---------- LISTING

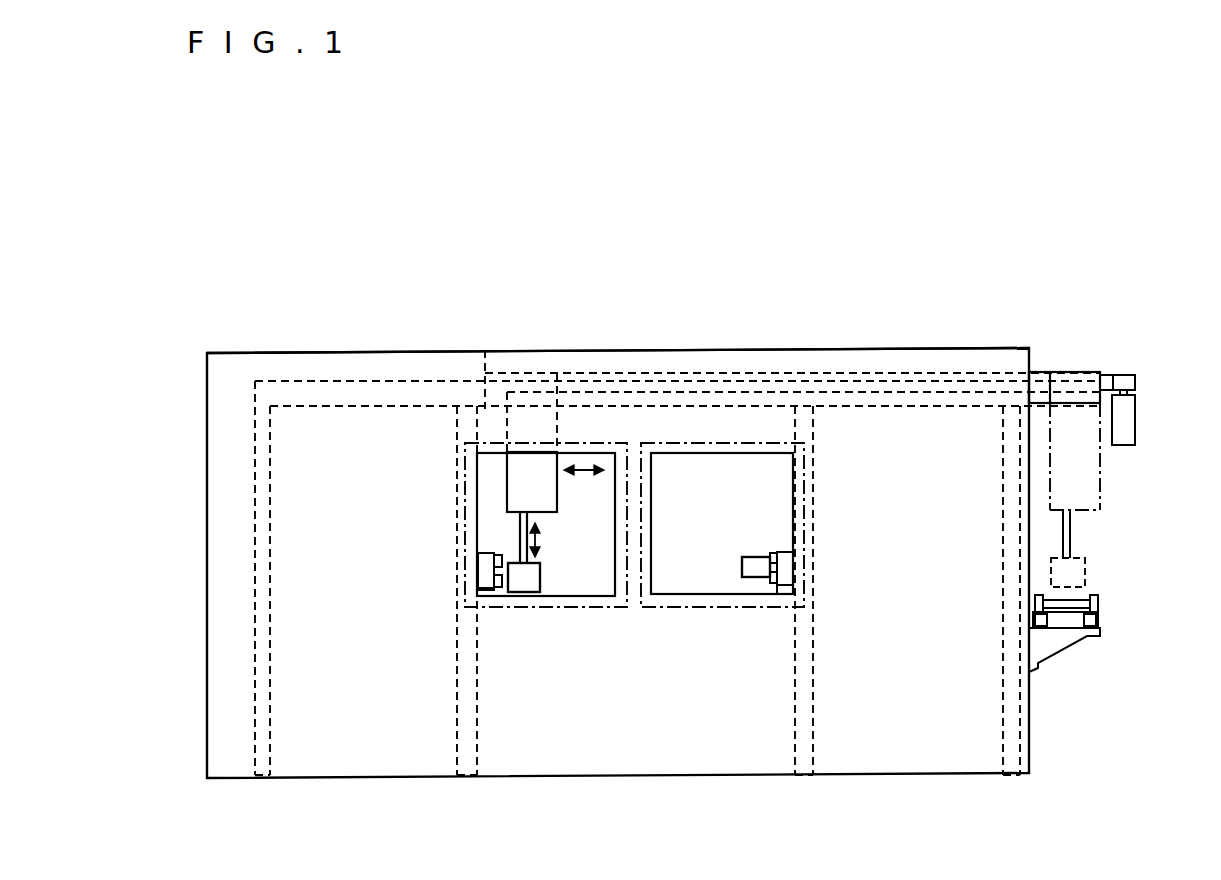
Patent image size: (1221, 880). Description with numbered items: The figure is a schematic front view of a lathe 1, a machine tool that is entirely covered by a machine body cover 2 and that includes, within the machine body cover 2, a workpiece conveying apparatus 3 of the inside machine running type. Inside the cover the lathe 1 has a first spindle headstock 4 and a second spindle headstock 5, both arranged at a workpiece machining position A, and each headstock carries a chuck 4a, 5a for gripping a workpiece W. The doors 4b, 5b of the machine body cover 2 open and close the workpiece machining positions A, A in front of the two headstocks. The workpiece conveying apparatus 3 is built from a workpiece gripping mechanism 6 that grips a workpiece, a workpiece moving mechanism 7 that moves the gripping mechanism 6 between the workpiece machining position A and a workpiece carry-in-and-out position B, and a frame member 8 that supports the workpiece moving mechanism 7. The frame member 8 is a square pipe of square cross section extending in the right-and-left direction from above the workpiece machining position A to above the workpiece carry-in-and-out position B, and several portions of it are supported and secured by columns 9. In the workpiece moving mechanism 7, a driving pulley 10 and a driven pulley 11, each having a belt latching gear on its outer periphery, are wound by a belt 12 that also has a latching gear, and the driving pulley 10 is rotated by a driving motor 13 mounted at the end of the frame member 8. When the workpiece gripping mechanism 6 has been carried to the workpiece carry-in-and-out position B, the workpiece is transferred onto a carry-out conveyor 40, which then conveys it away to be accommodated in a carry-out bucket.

The lathe 1 is at (647, 338).
The machine body cover 2 is at (810, 348).
The workpiece conveying apparatus 3 is at (920, 358).
The first spindle headstock 4 is at (488, 596).
The chuck 4a is at (502, 553).
The door 4b is at (609, 608).
The second spindle headstock 5 is at (786, 590).
The chuck 5a is at (770, 555).
The door 5b is at (673, 608).
The workpiece gripping mechanism 6 is at (564, 511).
The workpiece moving mechanism 7 is at (965, 378).
The frame member 8 is at (855, 372).
The columns 9 is at (272, 748).
The driving pulley 10 is at (1137, 380).
The driven pulley 11 is at (485, 375).
The belt 12 is at (715, 374).
The driving motor 13 is at (1137, 428).
The carry-out conveyor 40 is at (1099, 602).
The workpiece machining position A is at (545, 585).
The workpiece carry-in-and-out position B is at (1087, 563).
The workpiece W is at (742, 566).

--------------------

Print every line of the items above verbatim, omitting the pictures.

### WRITTEN RESPONSE
Patent image size: (1221, 880). Description with numbered items: The figure is a schematic front view of a lathe 1, a machine tool that is entirely covered by a machine body cover 2 and that includes, within the machine body cover 2, a workpiece conveying apparatus 3 of the inside machine running type. Inside the cover the lathe 1 has a first spindle headstock 4 and a second spindle headstock 5, both arranged at a workpiece machining position A, and each headstock carries a chuck 4a, 5a for gripping a workpiece W. The doors 4b, 5b of the machine body cover 2 open and close the workpiece machining positions A, A in front of the two headstocks. The workpiece conveying apparatus 3 is built from a workpiece gripping mechanism 6 that grips a workpiece, a workpiece moving mechanism 7 that moves the gripping mechanism 6 between the workpiece machining position A and a workpiece carry-in-and-out position B, and a frame member 8 that supports the workpiece moving mechanism 7. The frame member 8 is a square pipe of square cross section extending in the right-and-left direction from above the workpiece machining position A to above the workpiece carry-in-and-out position B, and several portions of it are supported and secured by columns 9. In the workpiece moving mechanism 7, a driving pulley 10 and a driven pulley 11, each having a belt latching gear on its outer periphery, are wound by a belt 12 that also has a latching gear, and the driving pulley 10 is rotated by a driving motor 13 mounted at the end of the frame member 8. When the workpiece gripping mechanism 6 has been carried to the workpiece carry-in-and-out position B, the workpiece is transferred onto a carry-out conveyor 40, which then conveys it away to be accommodated in a carry-out bucket.

The lathe 1 is at (647, 338).
The machine body cover 2 is at (810, 348).
The workpiece conveying apparatus 3 is at (920, 358).
The first spindle headstock 4 is at (488, 596).
The chuck 4a is at (502, 553).
The door 4b is at (609, 608).
The second spindle headstock 5 is at (786, 590).
The chuck 5a is at (770, 555).
The door 5b is at (673, 608).
The workpiece gripping mechanism 6 is at (564, 511).
The workpiece moving mechanism 7 is at (965, 378).
The frame member 8 is at (855, 372).
The columns 9 is at (272, 748).
The driving pulley 10 is at (1137, 380).
The driven pulley 11 is at (485, 375).
The belt 12 is at (715, 374).
The driving motor 13 is at (1137, 428).
The carry-out conveyor 40 is at (1099, 602).
The workpiece machining position A is at (545, 585).
The workpiece carry-in-and-out position B is at (1087, 563).
The workpiece W is at (742, 566).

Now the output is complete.